_Supplied records_:

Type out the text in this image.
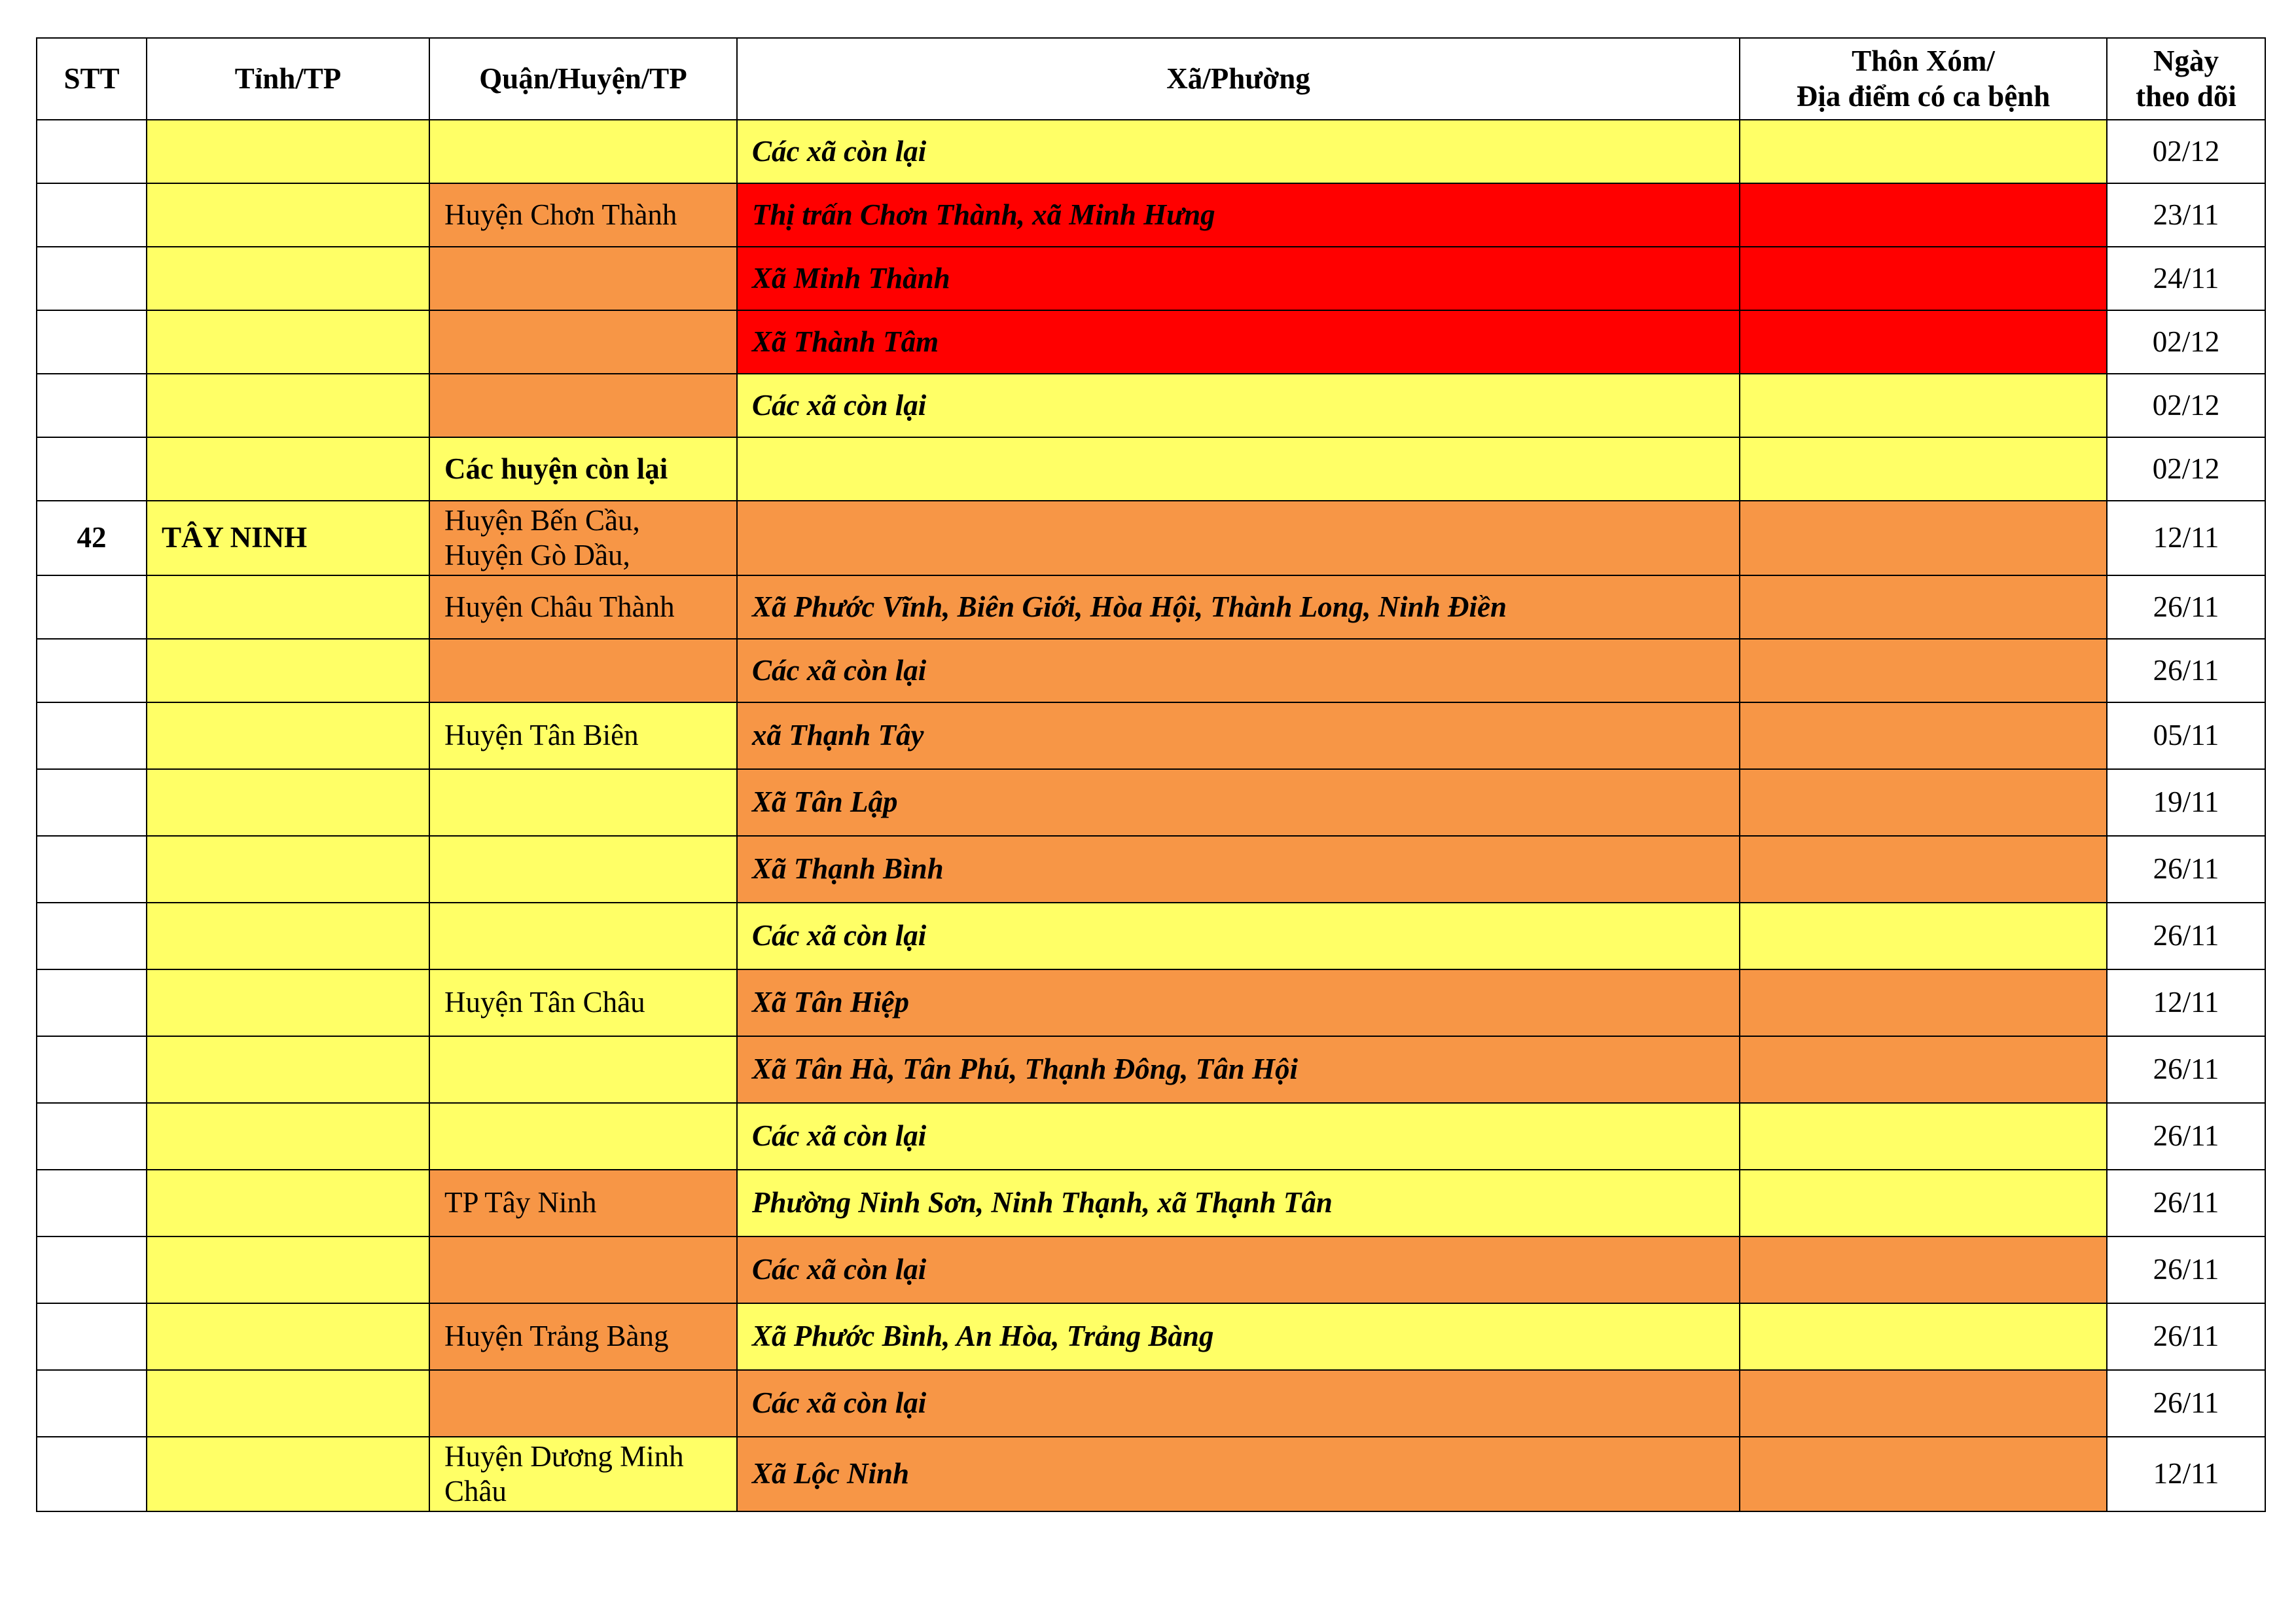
STT	Tỉnh/TP	Quận/Huyện/TP	Xã/Phường	Thôn Xóm/
Địa điểm có ca bệnh	Ngày
theo dõi
			Các xã còn lại		02/12
		Huyện Chơn Thành	Thị trấn Chơn Thành, xã Minh Hưng		23/11
			Xã Minh Thành		24/11
			Xã Thành Tâm		02/12
			Các xã còn lại		02/12
		Các huyện còn lại			02/12
42	TÂY NINH	Huyện Bến Cầu,
Huyện Gò Dầu,			12/11
		Huyện Châu Thành	Xã Phước Vĩnh, Biên Giới, Hòa Hội, Thành Long, Ninh Điền		26/11
			Các xã còn lại		26/11
		Huyện Tân Biên	xã Thạnh Tây		05/11
			Xã Tân Lập		19/11
			Xã Thạnh Bình		26/11
			Các xã còn lại		26/11
		Huyện Tân Châu	Xã Tân Hiệp		12/11
			Xã Tân Hà, Tân Phú, Thạnh Đông, Tân Hội		26/11
			Các xã còn lại		26/11
		TP Tây Ninh	Phường Ninh Sơn, Ninh Thạnh, xã Thạnh Tân		26/11
			Các xã còn lại		26/11
		Huyện Trảng Bàng	Xã Phước Bình, An Hòa, Trảng Bàng		26/11
			Các xã còn lại		26/11
		Huyện Dương Minh
Châu	Xã Lộc Ninh		12/11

_Set exercise_:
Keep the pictures out of your copy, and repeat every entry above exactly.

_Exercise output_:
Type out the text in this image.
STT	Tỉnh/TP	Quận/Huyện/TP	Xã/Phường	Thôn Xóm/
Địa điểm có ca bệnh	Ngày
theo dõi
			Các xã còn lại		02/12
		Huyện Chơn Thành	Thị trấn Chơn Thành, xã Minh Hưng		23/11
			Xã Minh Thành		24/11
			Xã Thành Tâm		02/12
			Các xã còn lại		02/12
		Các huyện còn lại			02/12
42	TÂY NINH	Huyện Bến Cầu,
Huyện Gò Dầu,			12/11
		Huyện Châu Thành	Xã Phước Vĩnh, Biên Giới, Hòa Hội, Thành Long, Ninh Điền		26/11
			Các xã còn lại		26/11
		Huyện Tân Biên	xã Thạnh Tây		05/11
			Xã Tân Lập		19/11
			Xã Thạnh Bình		26/11
			Các xã còn lại		26/11
		Huyện Tân Châu	Xã Tân Hiệp		12/11
			Xã Tân Hà, Tân Phú, Thạnh Đông, Tân Hội		26/11
			Các xã còn lại		26/11
		TP Tây Ninh	Phường Ninh Sơn, Ninh Thạnh, xã Thạnh Tân		26/11
			Các xã còn lại		26/11
		Huyện Trảng Bàng	Xã Phước Bình, An Hòa, Trảng Bàng		26/11
			Các xã còn lại		26/11
		Huyện Dương Minh
Châu	Xã Lộc Ninh		12/11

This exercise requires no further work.